Challenge A:
Gather every line of the rows below that contains the string "ダウンロード", matching it with case taken into account.

Page:
━━━━━━
Closeup of Stevie Wonder’s Hotter Than July album cover and CD with Music of My mind album cover in background

For my 11th birthday in 1981, my Godparents gave me my first album. It was Stevie Wonder’s Hotter Than July.1 I loved every song on that album, but none stood out like Happy Birthday,2> a song Wonder penned in honor of Martin Luther King Jr., celebrating and campaigning to make King's birthday, January 15, a national holiday.

Carefully laying the needle down on the spinning record, I listened as Wonder taught about the opposition to honor King. He sang:

I just never understood
How a man who died for good
Could not have a day that would
Be set aside for his recognition

Because it should never be
Just because some cannot see
The dream as clear as he
That they should make it become an illusion

And we all know everything
That he stood for time will bring
For in peace, our hearts will sing
Thanks to Martin Luther King3

It was such a simple song delivered in a way that only Stevie Wonder could. I read each word on the album jacket and began singing along with it, becoming more and more excited about all that I knew about Martin Luther King Jr. at that time. I knew that he started his nonviolent end to segregation campaign in my birthplace of Albany, Georgia, leading up to the successful Birmingham Campaign.4 I sang out with pride, “Happy Birthday to ya!” As the music played on, I listened intently as Wonder preached:

The time is overdue
For people like me and you
Who know the way to truth
Is love and unity to all God's children5

“Yes,” I thought, “he is worthy to be celebrated,” as I sat comfortably in my middle-class home, safe and secure knowing my worth and value to the society and culture my people built, despite all they endured. With gratitude, I celebrated MLK’s birth, jumping, dancing, and singing in my bedroom on that hot day in June.
━━━━━━
Challenge B:
Quote the Stevie Wonder passage above word for word, from "For my 11th" down to "a national holiday.".

(Items drawn from a data source)
━━━━━━
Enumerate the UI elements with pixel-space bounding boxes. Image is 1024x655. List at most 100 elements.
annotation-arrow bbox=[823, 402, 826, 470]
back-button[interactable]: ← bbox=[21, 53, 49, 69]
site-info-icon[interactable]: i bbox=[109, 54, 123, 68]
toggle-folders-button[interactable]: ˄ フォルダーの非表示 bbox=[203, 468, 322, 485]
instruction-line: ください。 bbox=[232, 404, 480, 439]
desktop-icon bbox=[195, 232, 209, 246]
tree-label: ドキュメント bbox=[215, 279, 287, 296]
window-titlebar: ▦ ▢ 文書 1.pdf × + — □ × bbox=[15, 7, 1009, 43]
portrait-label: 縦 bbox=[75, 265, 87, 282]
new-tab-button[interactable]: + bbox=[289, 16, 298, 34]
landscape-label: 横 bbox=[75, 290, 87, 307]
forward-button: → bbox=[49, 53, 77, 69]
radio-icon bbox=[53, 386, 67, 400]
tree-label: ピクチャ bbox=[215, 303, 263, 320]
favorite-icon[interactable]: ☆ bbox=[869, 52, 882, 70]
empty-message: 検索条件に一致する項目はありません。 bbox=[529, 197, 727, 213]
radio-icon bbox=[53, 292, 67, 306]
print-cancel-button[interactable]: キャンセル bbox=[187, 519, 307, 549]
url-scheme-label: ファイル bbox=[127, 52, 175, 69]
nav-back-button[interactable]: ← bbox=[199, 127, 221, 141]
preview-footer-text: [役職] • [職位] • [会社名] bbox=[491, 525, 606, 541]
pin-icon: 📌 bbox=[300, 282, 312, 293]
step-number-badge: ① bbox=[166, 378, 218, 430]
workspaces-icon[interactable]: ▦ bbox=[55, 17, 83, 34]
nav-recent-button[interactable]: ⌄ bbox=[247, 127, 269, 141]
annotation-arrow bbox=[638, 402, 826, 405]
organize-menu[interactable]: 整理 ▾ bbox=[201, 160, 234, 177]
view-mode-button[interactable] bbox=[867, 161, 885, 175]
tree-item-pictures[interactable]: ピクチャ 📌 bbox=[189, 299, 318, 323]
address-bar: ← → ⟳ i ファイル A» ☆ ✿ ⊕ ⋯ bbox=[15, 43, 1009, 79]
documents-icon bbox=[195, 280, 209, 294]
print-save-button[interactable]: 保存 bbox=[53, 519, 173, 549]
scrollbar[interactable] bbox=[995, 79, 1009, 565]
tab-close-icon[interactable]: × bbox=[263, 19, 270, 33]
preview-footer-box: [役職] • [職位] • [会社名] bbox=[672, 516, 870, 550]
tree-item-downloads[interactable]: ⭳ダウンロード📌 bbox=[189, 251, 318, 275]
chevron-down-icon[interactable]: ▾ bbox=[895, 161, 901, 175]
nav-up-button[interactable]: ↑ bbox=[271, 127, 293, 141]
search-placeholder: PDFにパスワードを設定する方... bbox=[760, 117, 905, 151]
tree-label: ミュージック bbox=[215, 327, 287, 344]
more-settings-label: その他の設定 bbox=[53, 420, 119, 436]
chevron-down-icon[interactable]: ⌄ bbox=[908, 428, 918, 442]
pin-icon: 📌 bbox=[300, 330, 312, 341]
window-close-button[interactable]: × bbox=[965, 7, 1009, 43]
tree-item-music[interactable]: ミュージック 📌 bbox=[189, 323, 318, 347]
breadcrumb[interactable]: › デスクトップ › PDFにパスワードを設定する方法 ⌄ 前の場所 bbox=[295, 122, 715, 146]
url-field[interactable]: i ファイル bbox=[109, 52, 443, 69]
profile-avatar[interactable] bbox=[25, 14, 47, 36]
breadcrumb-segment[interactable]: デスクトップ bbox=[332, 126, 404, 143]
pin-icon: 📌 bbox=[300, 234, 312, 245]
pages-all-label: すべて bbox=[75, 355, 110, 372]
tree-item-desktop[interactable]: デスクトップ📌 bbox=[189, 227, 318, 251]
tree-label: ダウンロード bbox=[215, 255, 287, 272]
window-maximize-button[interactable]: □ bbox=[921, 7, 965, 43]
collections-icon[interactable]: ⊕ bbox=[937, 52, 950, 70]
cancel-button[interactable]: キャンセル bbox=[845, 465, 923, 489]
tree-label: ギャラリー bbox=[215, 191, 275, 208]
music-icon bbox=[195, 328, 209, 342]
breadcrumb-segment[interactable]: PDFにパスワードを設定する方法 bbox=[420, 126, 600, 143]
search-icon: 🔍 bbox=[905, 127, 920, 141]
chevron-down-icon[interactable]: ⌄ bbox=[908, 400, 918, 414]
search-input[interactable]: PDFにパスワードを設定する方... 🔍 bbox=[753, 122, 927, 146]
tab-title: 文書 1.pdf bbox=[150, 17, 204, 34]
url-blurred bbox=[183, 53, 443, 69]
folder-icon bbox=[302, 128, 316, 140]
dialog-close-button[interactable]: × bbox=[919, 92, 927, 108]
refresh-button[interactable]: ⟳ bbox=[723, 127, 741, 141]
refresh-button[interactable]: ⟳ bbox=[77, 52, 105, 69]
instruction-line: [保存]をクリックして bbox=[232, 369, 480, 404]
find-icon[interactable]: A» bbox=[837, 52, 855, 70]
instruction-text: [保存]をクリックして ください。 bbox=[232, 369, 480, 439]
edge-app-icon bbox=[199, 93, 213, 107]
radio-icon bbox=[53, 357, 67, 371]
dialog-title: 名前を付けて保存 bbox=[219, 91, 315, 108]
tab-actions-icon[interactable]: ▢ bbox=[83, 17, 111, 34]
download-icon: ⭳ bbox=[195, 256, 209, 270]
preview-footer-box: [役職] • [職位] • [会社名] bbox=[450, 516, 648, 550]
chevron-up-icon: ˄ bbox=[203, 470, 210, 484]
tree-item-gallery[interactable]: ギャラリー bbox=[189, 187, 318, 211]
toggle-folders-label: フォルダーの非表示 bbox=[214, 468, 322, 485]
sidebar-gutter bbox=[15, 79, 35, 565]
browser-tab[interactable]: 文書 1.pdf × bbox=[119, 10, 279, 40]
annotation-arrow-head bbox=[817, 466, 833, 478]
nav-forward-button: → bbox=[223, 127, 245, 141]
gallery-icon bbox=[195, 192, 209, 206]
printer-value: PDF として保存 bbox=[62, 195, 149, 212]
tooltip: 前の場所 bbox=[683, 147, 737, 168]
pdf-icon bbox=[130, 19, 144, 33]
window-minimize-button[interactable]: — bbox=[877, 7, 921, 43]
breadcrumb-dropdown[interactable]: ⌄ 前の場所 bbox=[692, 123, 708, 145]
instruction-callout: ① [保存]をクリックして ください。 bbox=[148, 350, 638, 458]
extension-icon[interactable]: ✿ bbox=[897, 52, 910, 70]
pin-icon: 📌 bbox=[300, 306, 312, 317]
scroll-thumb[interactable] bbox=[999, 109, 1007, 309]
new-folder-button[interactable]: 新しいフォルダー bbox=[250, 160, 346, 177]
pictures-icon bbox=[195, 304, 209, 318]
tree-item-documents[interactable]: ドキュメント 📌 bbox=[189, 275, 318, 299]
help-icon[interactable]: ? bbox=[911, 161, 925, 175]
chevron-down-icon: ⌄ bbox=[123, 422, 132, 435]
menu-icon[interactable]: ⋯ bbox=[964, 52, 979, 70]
━━━━━━
Solution A:
tree-item-downloads[interactable]: ⭳ダウンロード📌 bbox=[189, 251, 318, 275]
tree-label: ダウンロード bbox=[215, 255, 287, 272]

Solution B:
For my 11th birthday in 1981, my Godparents gave me my first album. It was Stevie Wonder’s Hotter Than July.1 I loved every song on that album, but none stood out like Happy Birthday,2> a song Wonder penned in honor of Martin Luther King Jr., celebrating and campaigning to make King's birthday, January 15, a national holiday.